Aim of the task:
Drop the images; return everything else in the listing below exactly.

Data for the task:
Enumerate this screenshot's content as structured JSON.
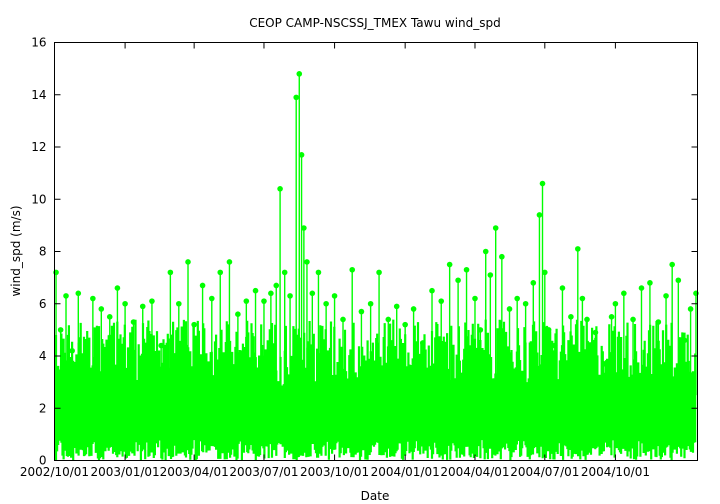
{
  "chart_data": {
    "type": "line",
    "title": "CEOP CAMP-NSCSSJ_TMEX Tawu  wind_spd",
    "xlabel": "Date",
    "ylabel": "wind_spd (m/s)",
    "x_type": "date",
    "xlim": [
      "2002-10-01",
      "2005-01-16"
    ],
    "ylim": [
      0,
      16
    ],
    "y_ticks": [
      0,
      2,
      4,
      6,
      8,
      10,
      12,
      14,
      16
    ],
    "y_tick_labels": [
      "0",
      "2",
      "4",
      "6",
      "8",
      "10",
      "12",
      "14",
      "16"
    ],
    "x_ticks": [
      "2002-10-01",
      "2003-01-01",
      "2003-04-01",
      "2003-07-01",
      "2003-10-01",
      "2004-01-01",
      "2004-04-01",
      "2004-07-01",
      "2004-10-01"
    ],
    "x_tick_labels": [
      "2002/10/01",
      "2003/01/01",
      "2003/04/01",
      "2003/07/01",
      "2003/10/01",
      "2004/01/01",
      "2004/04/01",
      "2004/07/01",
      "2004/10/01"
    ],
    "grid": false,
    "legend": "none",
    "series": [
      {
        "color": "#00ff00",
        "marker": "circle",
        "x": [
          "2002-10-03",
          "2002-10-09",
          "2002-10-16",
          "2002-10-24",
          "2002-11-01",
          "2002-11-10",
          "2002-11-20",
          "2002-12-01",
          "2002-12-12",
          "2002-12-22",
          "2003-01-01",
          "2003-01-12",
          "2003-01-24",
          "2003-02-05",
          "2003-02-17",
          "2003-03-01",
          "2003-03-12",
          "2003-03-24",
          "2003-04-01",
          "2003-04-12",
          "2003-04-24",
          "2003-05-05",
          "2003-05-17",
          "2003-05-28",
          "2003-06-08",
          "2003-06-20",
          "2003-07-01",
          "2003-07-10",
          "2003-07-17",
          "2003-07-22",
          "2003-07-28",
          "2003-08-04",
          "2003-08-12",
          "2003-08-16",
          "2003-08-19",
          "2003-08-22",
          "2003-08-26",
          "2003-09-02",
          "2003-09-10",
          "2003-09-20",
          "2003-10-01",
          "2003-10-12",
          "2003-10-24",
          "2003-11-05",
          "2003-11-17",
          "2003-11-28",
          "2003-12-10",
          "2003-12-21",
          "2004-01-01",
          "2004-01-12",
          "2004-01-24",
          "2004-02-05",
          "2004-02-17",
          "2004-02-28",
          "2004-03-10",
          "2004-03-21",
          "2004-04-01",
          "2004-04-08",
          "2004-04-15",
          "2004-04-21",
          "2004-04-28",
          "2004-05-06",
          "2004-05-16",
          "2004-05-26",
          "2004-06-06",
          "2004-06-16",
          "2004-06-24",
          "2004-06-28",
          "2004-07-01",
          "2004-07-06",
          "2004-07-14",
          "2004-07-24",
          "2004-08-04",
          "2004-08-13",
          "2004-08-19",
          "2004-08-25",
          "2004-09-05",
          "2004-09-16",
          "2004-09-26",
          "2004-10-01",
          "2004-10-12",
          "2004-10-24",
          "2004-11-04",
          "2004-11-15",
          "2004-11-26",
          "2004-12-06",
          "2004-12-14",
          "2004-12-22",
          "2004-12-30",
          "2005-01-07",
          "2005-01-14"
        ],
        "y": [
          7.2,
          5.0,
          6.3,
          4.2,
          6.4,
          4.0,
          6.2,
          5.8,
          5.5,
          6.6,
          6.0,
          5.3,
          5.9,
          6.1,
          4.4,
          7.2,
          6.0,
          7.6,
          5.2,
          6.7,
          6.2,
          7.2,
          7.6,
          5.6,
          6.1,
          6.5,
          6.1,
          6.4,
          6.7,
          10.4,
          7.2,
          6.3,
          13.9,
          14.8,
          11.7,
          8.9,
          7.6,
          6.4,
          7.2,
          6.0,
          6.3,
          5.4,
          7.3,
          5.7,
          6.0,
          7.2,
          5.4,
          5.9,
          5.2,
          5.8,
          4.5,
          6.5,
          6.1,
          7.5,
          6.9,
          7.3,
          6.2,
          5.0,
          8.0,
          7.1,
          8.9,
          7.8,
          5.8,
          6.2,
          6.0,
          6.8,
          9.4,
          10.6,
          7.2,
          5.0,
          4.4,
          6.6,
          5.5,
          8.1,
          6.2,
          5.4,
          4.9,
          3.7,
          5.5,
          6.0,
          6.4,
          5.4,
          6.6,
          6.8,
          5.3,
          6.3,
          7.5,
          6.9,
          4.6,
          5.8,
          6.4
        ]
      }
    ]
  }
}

Complete answer:
Enumerate this screenshot's content as structured JSON.
{
  "chart_data": {
    "type": "line",
    "title": "CEOP CAMP-NSCSSJ_TMEX Tawu  wind_spd",
    "xlabel": "Date",
    "ylabel": "wind_spd (m/s)",
    "x_type": "date",
    "xlim": [
      "2002-10-01",
      "2005-01-16"
    ],
    "ylim": [
      0,
      16
    ],
    "y_ticks": [
      0,
      2,
      4,
      6,
      8,
      10,
      12,
      14,
      16
    ],
    "y_tick_labels": [
      "0",
      "2",
      "4",
      "6",
      "8",
      "10",
      "12",
      "14",
      "16"
    ],
    "x_ticks": [
      "2002-10-01",
      "2003-01-01",
      "2003-04-01",
      "2003-07-01",
      "2003-10-01",
      "2004-01-01",
      "2004-04-01",
      "2004-07-01",
      "2004-10-01"
    ],
    "x_tick_labels": [
      "2002/10/01",
      "2003/01/01",
      "2003/04/01",
      "2003/07/01",
      "2003/10/01",
      "2004/01/01",
      "2004/04/01",
      "2004/07/01",
      "2004/10/01"
    ],
    "grid": false,
    "legend": "none",
    "series": [
      {
        "color": "#00ff00",
        "marker": "circle",
        "x": [
          "2002-10-03",
          "2002-10-09",
          "2002-10-16",
          "2002-10-24",
          "2002-11-01",
          "2002-11-10",
          "2002-11-20",
          "2002-12-01",
          "2002-12-12",
          "2002-12-22",
          "2003-01-01",
          "2003-01-12",
          "2003-01-24",
          "2003-02-05",
          "2003-02-17",
          "2003-03-01",
          "2003-03-12",
          "2003-03-24",
          "2003-04-01",
          "2003-04-12",
          "2003-04-24",
          "2003-05-05",
          "2003-05-17",
          "2003-05-28",
          "2003-06-08",
          "2003-06-20",
          "2003-07-01",
          "2003-07-10",
          "2003-07-17",
          "2003-07-22",
          "2003-07-28",
          "2003-08-04",
          "2003-08-12",
          "2003-08-16",
          "2003-08-19",
          "2003-08-22",
          "2003-08-26",
          "2003-09-02",
          "2003-09-10",
          "2003-09-20",
          "2003-10-01",
          "2003-10-12",
          "2003-10-24",
          "2003-11-05",
          "2003-11-17",
          "2003-11-28",
          "2003-12-10",
          "2003-12-21",
          "2004-01-01",
          "2004-01-12",
          "2004-01-24",
          "2004-02-05",
          "2004-02-17",
          "2004-02-28",
          "2004-03-10",
          "2004-03-21",
          "2004-04-01",
          "2004-04-08",
          "2004-04-15",
          "2004-04-21",
          "2004-04-28",
          "2004-05-06",
          "2004-05-16",
          "2004-05-26",
          "2004-06-06",
          "2004-06-16",
          "2004-06-24",
          "2004-06-28",
          "2004-07-01",
          "2004-07-06",
          "2004-07-14",
          "2004-07-24",
          "2004-08-04",
          "2004-08-13",
          "2004-08-19",
          "2004-08-25",
          "2004-09-05",
          "2004-09-16",
          "2004-09-26",
          "2004-10-01",
          "2004-10-12",
          "2004-10-24",
          "2004-11-04",
          "2004-11-15",
          "2004-11-26",
          "2004-12-06",
          "2004-12-14",
          "2004-12-22",
          "2004-12-30",
          "2005-01-07",
          "2005-01-14"
        ],
        "y": [
          7.2,
          5.0,
          6.3,
          4.2,
          6.4,
          4.0,
          6.2,
          5.8,
          5.5,
          6.6,
          6.0,
          5.3,
          5.9,
          6.1,
          4.4,
          7.2,
          6.0,
          7.6,
          5.2,
          6.7,
          6.2,
          7.2,
          7.6,
          5.6,
          6.1,
          6.5,
          6.1,
          6.4,
          6.7,
          10.4,
          7.2,
          6.3,
          13.9,
          14.8,
          11.7,
          8.9,
          7.6,
          6.4,
          7.2,
          6.0,
          6.3,
          5.4,
          7.3,
          5.7,
          6.0,
          7.2,
          5.4,
          5.9,
          5.2,
          5.8,
          4.5,
          6.5,
          6.1,
          7.5,
          6.9,
          7.3,
          6.2,
          5.0,
          8.0,
          7.1,
          8.9,
          7.8,
          5.8,
          6.2,
          6.0,
          6.8,
          9.4,
          10.6,
          7.2,
          5.0,
          4.4,
          6.6,
          5.5,
          8.1,
          6.2,
          5.4,
          4.9,
          3.7,
          5.5,
          6.0,
          6.4,
          5.4,
          6.6,
          6.8,
          5.3,
          6.3,
          7.5,
          6.9,
          4.6,
          5.8,
          6.4
        ]
      }
    ]
  }
}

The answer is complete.